# [WHAT THE TASK ASKS]
Restate each record exactly as it was written.

# [MATERIAL PROVIDED]
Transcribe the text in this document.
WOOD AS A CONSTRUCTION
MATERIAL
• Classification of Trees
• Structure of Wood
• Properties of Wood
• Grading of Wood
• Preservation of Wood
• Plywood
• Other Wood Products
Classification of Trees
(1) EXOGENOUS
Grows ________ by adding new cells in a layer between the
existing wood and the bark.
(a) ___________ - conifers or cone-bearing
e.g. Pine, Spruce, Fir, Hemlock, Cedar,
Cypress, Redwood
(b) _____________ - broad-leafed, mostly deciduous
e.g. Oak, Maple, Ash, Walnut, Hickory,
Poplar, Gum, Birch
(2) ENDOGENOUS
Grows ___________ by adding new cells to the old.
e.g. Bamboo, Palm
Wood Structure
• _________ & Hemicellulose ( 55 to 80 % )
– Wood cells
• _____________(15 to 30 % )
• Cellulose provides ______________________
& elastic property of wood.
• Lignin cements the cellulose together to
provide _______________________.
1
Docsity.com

# [EXPECTED ANSWER]
Transcribe the text in this document.
WOOD AS A CONSTRUCTION
MATERIAL
• Classification of Trees
• Structure of Wood
• Properties of Wood
• Grading of Wood
• Preservation of Wood
• Plywood
• Other Wood Products
Classification of Trees
(1) EXOGENOUS
Grows ________ by adding new cells in a layer between the
existing wood and the bark.
(a) ___________ - conifers or cone-bearing
e.g. Pine, Spruce, Fir, Hemlock, Cedar,
Cypress, Redwood
(b) _____________ - broad-leafed, mostly deciduous
e.g. Oak, Maple, Ash, Walnut, Hickory,
Poplar, Gum, Birch
(2) ENDOGENOUS
Grows ___________ by adding new cells to the old.
e.g. Bamboo, Palm
Wood Structure
• _________ & Hemicellulose ( 55 to 80 % )
– Wood cells
• _____________(15 to 30 % )
• Cellulose provides ______________________
& elastic property of wood.
• Lignin cements the cellulose together to
provide _______________________.
1
Docsity.com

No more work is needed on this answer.